▶ Items
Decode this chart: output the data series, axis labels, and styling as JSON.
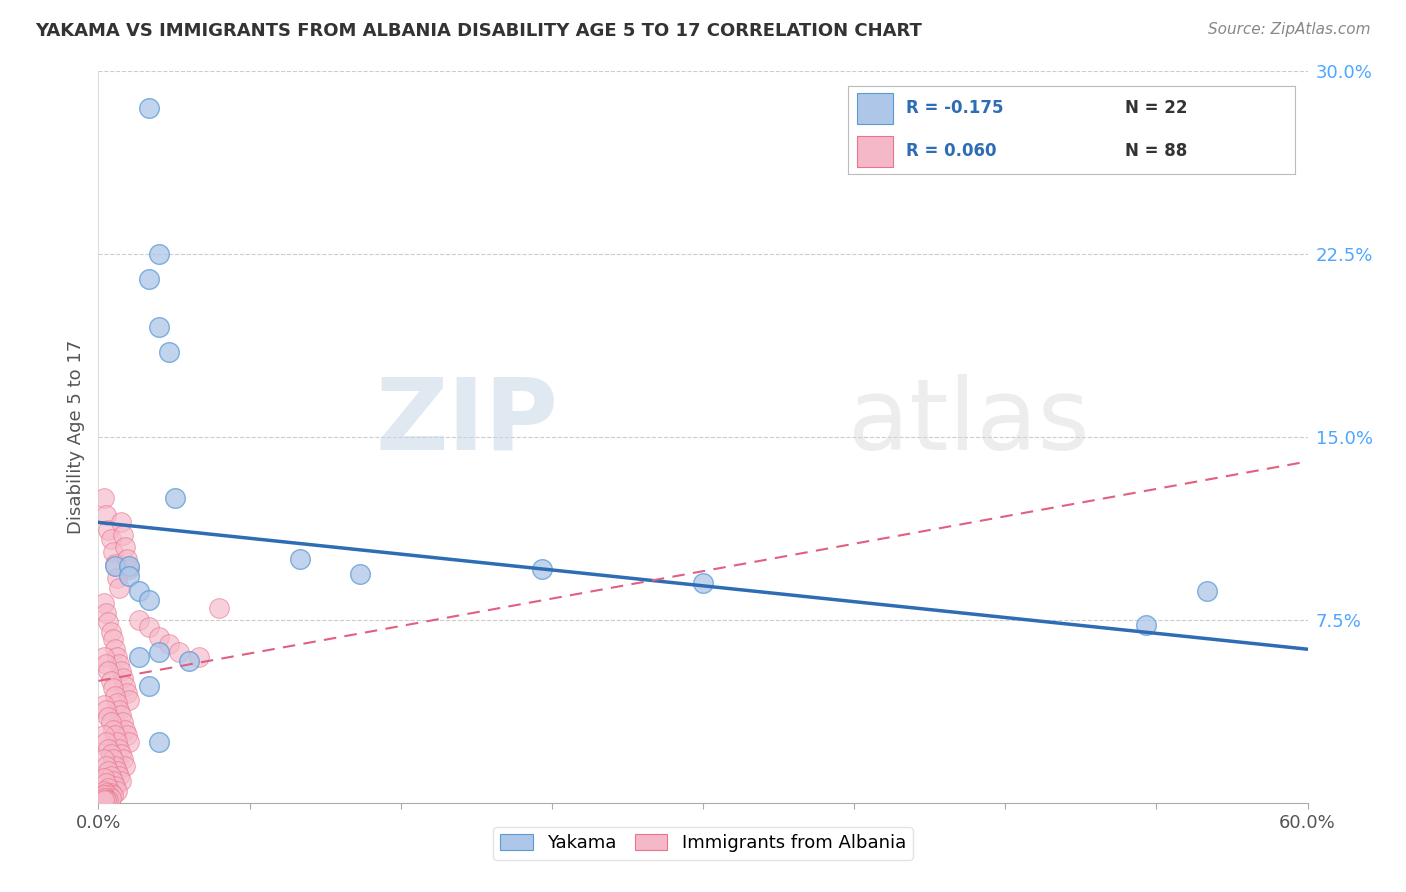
{
  "title": "YAKAMA VS IMMIGRANTS FROM ALBANIA DISABILITY AGE 5 TO 17 CORRELATION CHART",
  "source": "Source: ZipAtlas.com",
  "ylabel": "Disability Age 5 to 17",
  "xlim": [
    0.0,
    0.6
  ],
  "ylim": [
    0.0,
    0.3
  ],
  "yticks_right": [
    0.075,
    0.15,
    0.225,
    0.3
  ],
  "ytick_labels_right": [
    "7.5%",
    "15.0%",
    "22.5%",
    "30.0%"
  ],
  "yakama_R": -0.175,
  "yakama_N": 22,
  "albania_R": 0.06,
  "albania_N": 88,
  "yakama_color": "#aec6e8",
  "albania_color": "#f5b8c8",
  "yakama_edge_color": "#5b9bd5",
  "albania_edge_color": "#e8748a",
  "yakama_line_color": "#2e6db4",
  "albania_line_color": "#e06080",
  "watermark_zip": "ZIP",
  "watermark_atlas": "atlas",
  "legend_yakama_label": "Yakama",
  "legend_albania_label": "Immigrants from Albania",
  "yakama_x": [
    0.025,
    0.025,
    0.03,
    0.03,
    0.035,
    0.038,
    0.008,
    0.015,
    0.1,
    0.13,
    0.22,
    0.3,
    0.55,
    0.52,
    0.015,
    0.02,
    0.025,
    0.02,
    0.025,
    0.03,
    0.045,
    0.03
  ],
  "yakama_y": [
    0.285,
    0.215,
    0.225,
    0.195,
    0.185,
    0.125,
    0.097,
    0.097,
    0.1,
    0.094,
    0.096,
    0.09,
    0.087,
    0.073,
    0.093,
    0.087,
    0.083,
    0.06,
    0.048,
    0.062,
    0.058,
    0.025
  ],
  "albania_x": [
    0.003,
    0.004,
    0.005,
    0.006,
    0.007,
    0.008,
    0.009,
    0.01,
    0.011,
    0.012,
    0.013,
    0.014,
    0.015,
    0.003,
    0.004,
    0.005,
    0.006,
    0.007,
    0.008,
    0.009,
    0.01,
    0.011,
    0.012,
    0.013,
    0.014,
    0.015,
    0.003,
    0.004,
    0.005,
    0.006,
    0.007,
    0.008,
    0.009,
    0.01,
    0.011,
    0.012,
    0.013,
    0.014,
    0.015,
    0.003,
    0.004,
    0.005,
    0.006,
    0.007,
    0.008,
    0.009,
    0.01,
    0.011,
    0.012,
    0.013,
    0.003,
    0.004,
    0.005,
    0.006,
    0.007,
    0.008,
    0.009,
    0.01,
    0.011,
    0.003,
    0.004,
    0.005,
    0.006,
    0.007,
    0.008,
    0.009,
    0.003,
    0.004,
    0.005,
    0.006,
    0.007,
    0.003,
    0.004,
    0.005,
    0.006,
    0.003,
    0.004,
    0.005,
    0.003,
    0.004,
    0.003,
    0.02,
    0.025,
    0.03,
    0.035,
    0.04,
    0.05,
    0.06
  ],
  "albania_y": [
    0.125,
    0.118,
    0.112,
    0.108,
    0.103,
    0.098,
    0.092,
    0.088,
    0.115,
    0.11,
    0.105,
    0.1,
    0.096,
    0.082,
    0.078,
    0.074,
    0.07,
    0.067,
    0.063,
    0.06,
    0.057,
    0.054,
    0.051,
    0.048,
    0.045,
    0.042,
    0.06,
    0.057,
    0.054,
    0.05,
    0.047,
    0.044,
    0.041,
    0.038,
    0.036,
    0.033,
    0.03,
    0.028,
    0.025,
    0.04,
    0.038,
    0.035,
    0.033,
    0.03,
    0.028,
    0.025,
    0.022,
    0.02,
    0.018,
    0.015,
    0.028,
    0.025,
    0.022,
    0.02,
    0.018,
    0.015,
    0.013,
    0.011,
    0.009,
    0.018,
    0.015,
    0.013,
    0.011,
    0.009,
    0.007,
    0.005,
    0.01,
    0.008,
    0.006,
    0.004,
    0.003,
    0.005,
    0.004,
    0.003,
    0.002,
    0.003,
    0.002,
    0.001,
    0.002,
    0.001,
    0.001,
    0.075,
    0.072,
    0.068,
    0.065,
    0.062,
    0.06,
    0.08
  ],
  "yakama_trendline": [
    0.115,
    0.063
  ],
  "albania_trendline": [
    0.05,
    0.14
  ],
  "grid_yticks": [
    0.075,
    0.15,
    0.225,
    0.3
  ]
}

▶ Task description
Repeat the data in full and exactly. Omit pictures.

▶ Response to the task
Decode this chart: output the data series, axis labels, and styling as JSON.
{
  "title": "YAKAMA VS IMMIGRANTS FROM ALBANIA DISABILITY AGE 5 TO 17 CORRELATION CHART",
  "source": "Source: ZipAtlas.com",
  "ylabel": "Disability Age 5 to 17",
  "xlim": [
    0.0,
    0.6
  ],
  "ylim": [
    0.0,
    0.3
  ],
  "yticks_right": [
    0.075,
    0.15,
    0.225,
    0.3
  ],
  "ytick_labels_right": [
    "7.5%",
    "15.0%",
    "22.5%",
    "30.0%"
  ],
  "yakama_R": -0.175,
  "yakama_N": 22,
  "albania_R": 0.06,
  "albania_N": 88,
  "yakama_color": "#aec6e8",
  "albania_color": "#f5b8c8",
  "yakama_edge_color": "#5b9bd5",
  "albania_edge_color": "#e8748a",
  "yakama_line_color": "#2e6db4",
  "albania_line_color": "#e06080",
  "watermark_zip": "ZIP",
  "watermark_atlas": "atlas",
  "legend_yakama_label": "Yakama",
  "legend_albania_label": "Immigrants from Albania",
  "yakama_x": [
    0.025,
    0.025,
    0.03,
    0.03,
    0.035,
    0.038,
    0.008,
    0.015,
    0.1,
    0.13,
    0.22,
    0.3,
    0.55,
    0.52,
    0.015,
    0.02,
    0.025,
    0.02,
    0.025,
    0.03,
    0.045,
    0.03
  ],
  "yakama_y": [
    0.285,
    0.215,
    0.225,
    0.195,
    0.185,
    0.125,
    0.097,
    0.097,
    0.1,
    0.094,
    0.096,
    0.09,
    0.087,
    0.073,
    0.093,
    0.087,
    0.083,
    0.06,
    0.048,
    0.062,
    0.058,
    0.025
  ],
  "albania_x": [
    0.003,
    0.004,
    0.005,
    0.006,
    0.007,
    0.008,
    0.009,
    0.01,
    0.011,
    0.012,
    0.013,
    0.014,
    0.015,
    0.003,
    0.004,
    0.005,
    0.006,
    0.007,
    0.008,
    0.009,
    0.01,
    0.011,
    0.012,
    0.013,
    0.014,
    0.015,
    0.003,
    0.004,
    0.005,
    0.006,
    0.007,
    0.008,
    0.009,
    0.01,
    0.011,
    0.012,
    0.013,
    0.014,
    0.015,
    0.003,
    0.004,
    0.005,
    0.006,
    0.007,
    0.008,
    0.009,
    0.01,
    0.011,
    0.012,
    0.013,
    0.003,
    0.004,
    0.005,
    0.006,
    0.007,
    0.008,
    0.009,
    0.01,
    0.011,
    0.003,
    0.004,
    0.005,
    0.006,
    0.007,
    0.008,
    0.009,
    0.003,
    0.004,
    0.005,
    0.006,
    0.007,
    0.003,
    0.004,
    0.005,
    0.006,
    0.003,
    0.004,
    0.005,
    0.003,
    0.004,
    0.003,
    0.02,
    0.025,
    0.03,
    0.035,
    0.04,
    0.05,
    0.06
  ],
  "albania_y": [
    0.125,
    0.118,
    0.112,
    0.108,
    0.103,
    0.098,
    0.092,
    0.088,
    0.115,
    0.11,
    0.105,
    0.1,
    0.096,
    0.082,
    0.078,
    0.074,
    0.07,
    0.067,
    0.063,
    0.06,
    0.057,
    0.054,
    0.051,
    0.048,
    0.045,
    0.042,
    0.06,
    0.057,
    0.054,
    0.05,
    0.047,
    0.044,
    0.041,
    0.038,
    0.036,
    0.033,
    0.03,
    0.028,
    0.025,
    0.04,
    0.038,
    0.035,
    0.033,
    0.03,
    0.028,
    0.025,
    0.022,
    0.02,
    0.018,
    0.015,
    0.028,
    0.025,
    0.022,
    0.02,
    0.018,
    0.015,
    0.013,
    0.011,
    0.009,
    0.018,
    0.015,
    0.013,
    0.011,
    0.009,
    0.007,
    0.005,
    0.01,
    0.008,
    0.006,
    0.004,
    0.003,
    0.005,
    0.004,
    0.003,
    0.002,
    0.003,
    0.002,
    0.001,
    0.002,
    0.001,
    0.001,
    0.075,
    0.072,
    0.068,
    0.065,
    0.062,
    0.06,
    0.08
  ],
  "yakama_trendline": [
    0.115,
    0.063
  ],
  "albania_trendline": [
    0.05,
    0.14
  ],
  "grid_yticks": [
    0.075,
    0.15,
    0.225,
    0.3
  ]
}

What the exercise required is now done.